▸ **What the task asks**
Locate every line in the material below that has the word "wystawienia". Copy each of those lines.

** Start Supplied material **

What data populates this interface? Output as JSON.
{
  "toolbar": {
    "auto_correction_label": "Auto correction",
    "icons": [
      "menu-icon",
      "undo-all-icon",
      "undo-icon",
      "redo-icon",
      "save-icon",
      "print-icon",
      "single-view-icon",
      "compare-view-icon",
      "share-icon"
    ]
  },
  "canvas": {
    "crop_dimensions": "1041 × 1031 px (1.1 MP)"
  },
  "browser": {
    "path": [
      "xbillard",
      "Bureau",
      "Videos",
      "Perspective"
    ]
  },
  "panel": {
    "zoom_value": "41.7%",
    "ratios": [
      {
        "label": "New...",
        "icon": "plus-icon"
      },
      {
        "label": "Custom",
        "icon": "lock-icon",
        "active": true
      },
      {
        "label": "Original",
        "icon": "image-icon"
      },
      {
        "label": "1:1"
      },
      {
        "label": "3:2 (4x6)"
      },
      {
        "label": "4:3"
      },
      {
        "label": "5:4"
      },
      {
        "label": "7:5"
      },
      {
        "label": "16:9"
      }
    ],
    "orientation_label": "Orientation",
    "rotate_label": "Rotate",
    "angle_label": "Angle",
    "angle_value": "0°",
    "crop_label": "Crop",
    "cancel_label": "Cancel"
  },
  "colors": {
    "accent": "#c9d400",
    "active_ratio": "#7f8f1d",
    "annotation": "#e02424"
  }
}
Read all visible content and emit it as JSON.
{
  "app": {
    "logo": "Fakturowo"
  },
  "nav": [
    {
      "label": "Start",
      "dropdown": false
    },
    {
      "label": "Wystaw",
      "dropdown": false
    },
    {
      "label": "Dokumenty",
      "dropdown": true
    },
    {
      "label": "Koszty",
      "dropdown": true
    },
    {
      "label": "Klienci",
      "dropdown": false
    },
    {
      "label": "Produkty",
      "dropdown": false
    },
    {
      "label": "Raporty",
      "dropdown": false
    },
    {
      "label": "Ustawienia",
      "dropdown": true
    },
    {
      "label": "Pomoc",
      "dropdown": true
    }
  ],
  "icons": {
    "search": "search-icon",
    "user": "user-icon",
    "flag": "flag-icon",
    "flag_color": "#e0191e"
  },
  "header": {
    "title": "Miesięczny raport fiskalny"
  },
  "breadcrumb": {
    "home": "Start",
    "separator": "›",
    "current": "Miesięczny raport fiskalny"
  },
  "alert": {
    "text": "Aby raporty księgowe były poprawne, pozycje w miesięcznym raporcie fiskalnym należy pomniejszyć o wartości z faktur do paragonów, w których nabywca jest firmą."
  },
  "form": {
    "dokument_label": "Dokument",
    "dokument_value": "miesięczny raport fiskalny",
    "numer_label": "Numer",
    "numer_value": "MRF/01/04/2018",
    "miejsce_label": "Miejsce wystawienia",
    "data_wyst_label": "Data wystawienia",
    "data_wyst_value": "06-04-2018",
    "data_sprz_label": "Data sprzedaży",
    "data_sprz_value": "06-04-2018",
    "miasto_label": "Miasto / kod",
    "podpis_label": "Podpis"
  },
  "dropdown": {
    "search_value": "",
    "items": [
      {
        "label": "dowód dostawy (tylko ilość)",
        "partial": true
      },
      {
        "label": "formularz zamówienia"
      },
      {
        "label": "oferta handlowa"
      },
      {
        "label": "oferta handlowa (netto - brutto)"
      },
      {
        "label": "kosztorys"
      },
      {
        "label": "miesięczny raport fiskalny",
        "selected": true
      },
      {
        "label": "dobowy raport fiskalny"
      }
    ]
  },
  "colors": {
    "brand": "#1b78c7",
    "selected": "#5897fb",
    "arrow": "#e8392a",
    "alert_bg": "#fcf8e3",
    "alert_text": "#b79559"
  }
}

** End Supplied material **
** Start Supplied material **

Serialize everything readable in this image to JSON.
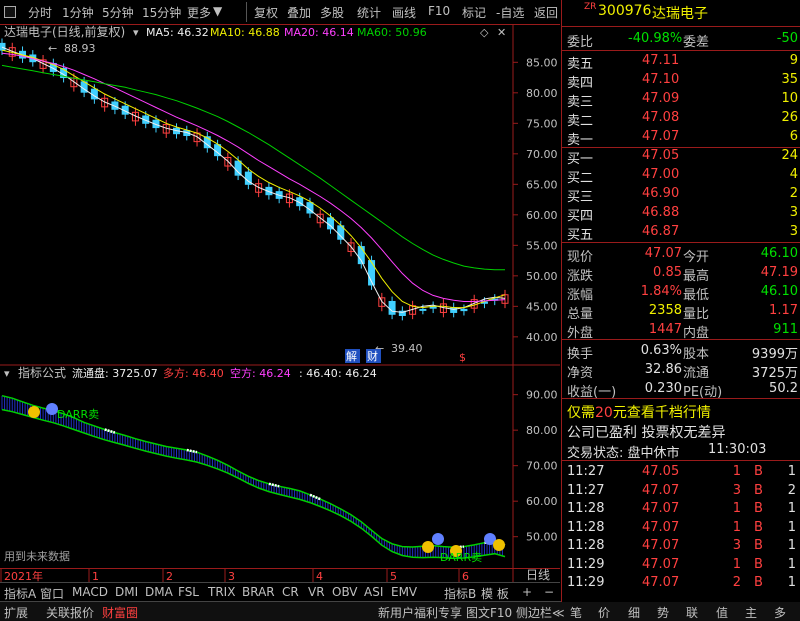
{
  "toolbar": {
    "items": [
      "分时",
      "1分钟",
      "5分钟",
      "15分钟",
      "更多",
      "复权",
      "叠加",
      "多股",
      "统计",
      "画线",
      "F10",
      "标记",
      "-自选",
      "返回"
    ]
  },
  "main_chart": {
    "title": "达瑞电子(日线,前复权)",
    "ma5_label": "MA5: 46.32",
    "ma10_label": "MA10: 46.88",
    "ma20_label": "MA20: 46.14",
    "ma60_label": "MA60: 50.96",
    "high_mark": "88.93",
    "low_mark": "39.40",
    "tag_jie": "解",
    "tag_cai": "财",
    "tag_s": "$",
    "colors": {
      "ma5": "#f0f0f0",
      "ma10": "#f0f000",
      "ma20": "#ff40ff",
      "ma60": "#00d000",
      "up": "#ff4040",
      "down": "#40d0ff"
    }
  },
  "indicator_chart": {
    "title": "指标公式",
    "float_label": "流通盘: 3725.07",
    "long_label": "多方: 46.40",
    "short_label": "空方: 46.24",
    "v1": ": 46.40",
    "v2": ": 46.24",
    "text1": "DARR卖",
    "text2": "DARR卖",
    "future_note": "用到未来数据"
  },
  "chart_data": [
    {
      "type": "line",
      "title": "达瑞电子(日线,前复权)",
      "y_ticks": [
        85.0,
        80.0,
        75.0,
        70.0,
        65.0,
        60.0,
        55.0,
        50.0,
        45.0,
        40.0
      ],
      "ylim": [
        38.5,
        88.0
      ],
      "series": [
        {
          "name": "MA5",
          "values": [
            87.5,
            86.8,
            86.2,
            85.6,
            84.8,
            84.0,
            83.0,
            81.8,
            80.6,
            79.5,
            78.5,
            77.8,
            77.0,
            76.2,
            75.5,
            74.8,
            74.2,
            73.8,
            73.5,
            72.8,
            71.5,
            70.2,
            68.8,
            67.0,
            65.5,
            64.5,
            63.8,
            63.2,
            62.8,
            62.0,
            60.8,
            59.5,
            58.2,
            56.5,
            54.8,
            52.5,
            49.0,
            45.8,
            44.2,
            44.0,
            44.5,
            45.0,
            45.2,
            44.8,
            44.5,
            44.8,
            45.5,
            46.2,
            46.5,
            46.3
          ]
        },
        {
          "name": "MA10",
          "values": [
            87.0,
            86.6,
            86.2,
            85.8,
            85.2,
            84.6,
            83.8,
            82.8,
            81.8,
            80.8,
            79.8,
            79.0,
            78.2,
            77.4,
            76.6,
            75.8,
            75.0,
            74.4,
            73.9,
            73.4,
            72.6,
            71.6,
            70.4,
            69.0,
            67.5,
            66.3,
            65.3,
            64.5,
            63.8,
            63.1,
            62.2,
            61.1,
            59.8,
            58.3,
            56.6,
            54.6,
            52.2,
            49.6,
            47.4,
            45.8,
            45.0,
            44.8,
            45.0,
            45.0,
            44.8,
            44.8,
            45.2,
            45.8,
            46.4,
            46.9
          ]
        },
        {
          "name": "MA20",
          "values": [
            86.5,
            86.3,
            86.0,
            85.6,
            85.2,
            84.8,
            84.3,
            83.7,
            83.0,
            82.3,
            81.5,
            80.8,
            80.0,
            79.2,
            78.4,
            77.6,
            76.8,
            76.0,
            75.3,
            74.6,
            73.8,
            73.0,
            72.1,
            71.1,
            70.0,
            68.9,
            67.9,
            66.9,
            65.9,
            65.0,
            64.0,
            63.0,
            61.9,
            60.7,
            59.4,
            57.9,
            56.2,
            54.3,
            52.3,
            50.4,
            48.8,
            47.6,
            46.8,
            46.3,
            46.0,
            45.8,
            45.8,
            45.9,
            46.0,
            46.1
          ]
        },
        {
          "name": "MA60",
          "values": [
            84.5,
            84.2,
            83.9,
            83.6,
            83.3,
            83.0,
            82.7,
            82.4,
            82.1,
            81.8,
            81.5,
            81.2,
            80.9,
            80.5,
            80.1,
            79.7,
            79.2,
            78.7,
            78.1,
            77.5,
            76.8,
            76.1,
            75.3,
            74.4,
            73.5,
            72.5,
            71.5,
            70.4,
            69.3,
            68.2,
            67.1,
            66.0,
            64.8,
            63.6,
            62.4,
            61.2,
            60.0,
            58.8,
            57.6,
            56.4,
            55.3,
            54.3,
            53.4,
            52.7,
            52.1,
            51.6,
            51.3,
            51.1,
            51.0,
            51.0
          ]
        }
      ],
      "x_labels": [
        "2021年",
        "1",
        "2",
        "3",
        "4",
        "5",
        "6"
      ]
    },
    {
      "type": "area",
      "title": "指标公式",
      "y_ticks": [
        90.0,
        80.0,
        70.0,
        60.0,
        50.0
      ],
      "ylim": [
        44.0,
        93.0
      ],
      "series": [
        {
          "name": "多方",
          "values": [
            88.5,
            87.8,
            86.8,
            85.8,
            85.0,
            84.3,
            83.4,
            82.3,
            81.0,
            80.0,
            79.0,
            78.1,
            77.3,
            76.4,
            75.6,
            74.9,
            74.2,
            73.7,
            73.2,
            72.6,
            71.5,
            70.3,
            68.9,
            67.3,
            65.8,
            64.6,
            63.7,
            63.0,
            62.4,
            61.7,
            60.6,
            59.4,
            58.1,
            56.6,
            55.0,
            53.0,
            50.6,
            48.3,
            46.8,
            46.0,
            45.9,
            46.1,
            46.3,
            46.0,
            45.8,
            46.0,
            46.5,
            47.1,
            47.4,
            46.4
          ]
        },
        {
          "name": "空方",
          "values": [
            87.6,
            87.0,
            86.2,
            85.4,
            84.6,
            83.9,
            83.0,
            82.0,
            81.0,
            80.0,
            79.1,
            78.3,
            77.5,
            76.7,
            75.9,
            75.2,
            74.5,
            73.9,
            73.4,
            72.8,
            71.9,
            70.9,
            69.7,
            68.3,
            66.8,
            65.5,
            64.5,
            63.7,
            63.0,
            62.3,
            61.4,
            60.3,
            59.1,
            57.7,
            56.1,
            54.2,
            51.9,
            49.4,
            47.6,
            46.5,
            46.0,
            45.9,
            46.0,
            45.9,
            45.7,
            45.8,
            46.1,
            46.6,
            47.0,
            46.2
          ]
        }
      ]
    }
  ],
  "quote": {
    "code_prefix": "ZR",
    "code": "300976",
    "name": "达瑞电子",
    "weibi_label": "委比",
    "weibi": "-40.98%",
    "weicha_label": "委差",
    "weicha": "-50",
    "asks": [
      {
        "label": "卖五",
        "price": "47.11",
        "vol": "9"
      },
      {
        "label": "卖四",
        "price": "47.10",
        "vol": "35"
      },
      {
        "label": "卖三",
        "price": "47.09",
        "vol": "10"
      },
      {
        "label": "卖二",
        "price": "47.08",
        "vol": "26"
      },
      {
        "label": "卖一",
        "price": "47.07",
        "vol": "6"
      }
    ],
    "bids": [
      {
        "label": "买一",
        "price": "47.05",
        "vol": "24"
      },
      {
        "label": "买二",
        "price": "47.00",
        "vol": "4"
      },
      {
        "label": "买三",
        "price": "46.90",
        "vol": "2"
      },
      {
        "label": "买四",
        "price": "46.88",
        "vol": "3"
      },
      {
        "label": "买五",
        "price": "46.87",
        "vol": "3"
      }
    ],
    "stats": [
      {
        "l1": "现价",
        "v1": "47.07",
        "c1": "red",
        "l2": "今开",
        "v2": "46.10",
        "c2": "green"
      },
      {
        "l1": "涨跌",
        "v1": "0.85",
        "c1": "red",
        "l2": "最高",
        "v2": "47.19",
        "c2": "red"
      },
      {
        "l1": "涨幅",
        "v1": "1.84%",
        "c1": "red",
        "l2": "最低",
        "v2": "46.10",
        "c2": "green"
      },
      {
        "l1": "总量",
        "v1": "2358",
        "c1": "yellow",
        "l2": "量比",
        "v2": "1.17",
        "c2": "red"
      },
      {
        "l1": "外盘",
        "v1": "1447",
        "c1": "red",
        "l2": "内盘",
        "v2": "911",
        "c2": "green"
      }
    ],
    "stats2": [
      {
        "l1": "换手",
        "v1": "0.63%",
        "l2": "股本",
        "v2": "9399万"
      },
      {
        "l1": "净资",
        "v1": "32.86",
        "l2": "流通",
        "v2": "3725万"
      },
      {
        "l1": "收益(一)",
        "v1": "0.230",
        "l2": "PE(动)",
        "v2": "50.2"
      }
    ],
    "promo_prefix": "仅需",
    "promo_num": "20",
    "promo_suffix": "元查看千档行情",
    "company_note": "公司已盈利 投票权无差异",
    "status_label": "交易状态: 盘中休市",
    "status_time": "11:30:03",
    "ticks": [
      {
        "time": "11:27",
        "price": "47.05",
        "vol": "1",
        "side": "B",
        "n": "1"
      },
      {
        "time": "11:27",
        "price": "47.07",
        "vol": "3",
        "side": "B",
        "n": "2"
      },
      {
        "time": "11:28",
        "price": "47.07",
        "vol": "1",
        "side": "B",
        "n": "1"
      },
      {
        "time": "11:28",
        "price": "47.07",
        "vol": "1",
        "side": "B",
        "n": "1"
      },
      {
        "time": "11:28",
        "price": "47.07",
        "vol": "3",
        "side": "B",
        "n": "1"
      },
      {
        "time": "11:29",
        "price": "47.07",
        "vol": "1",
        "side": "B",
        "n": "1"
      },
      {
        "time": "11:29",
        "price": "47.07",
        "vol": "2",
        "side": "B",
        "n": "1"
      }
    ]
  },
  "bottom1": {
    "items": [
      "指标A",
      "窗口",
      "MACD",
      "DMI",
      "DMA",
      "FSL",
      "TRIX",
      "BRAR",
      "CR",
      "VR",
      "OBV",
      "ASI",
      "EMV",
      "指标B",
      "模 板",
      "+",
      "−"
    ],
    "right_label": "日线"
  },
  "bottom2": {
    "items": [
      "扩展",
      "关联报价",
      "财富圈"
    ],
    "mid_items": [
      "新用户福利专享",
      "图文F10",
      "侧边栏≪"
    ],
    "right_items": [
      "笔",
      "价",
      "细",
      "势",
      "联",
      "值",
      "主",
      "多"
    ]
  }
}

** End Supplied material **

▸ **Solution to this problem**
    "miejsce_label": "Miejsce wystawienia",
    "data_wyst_label": "Data wystawienia",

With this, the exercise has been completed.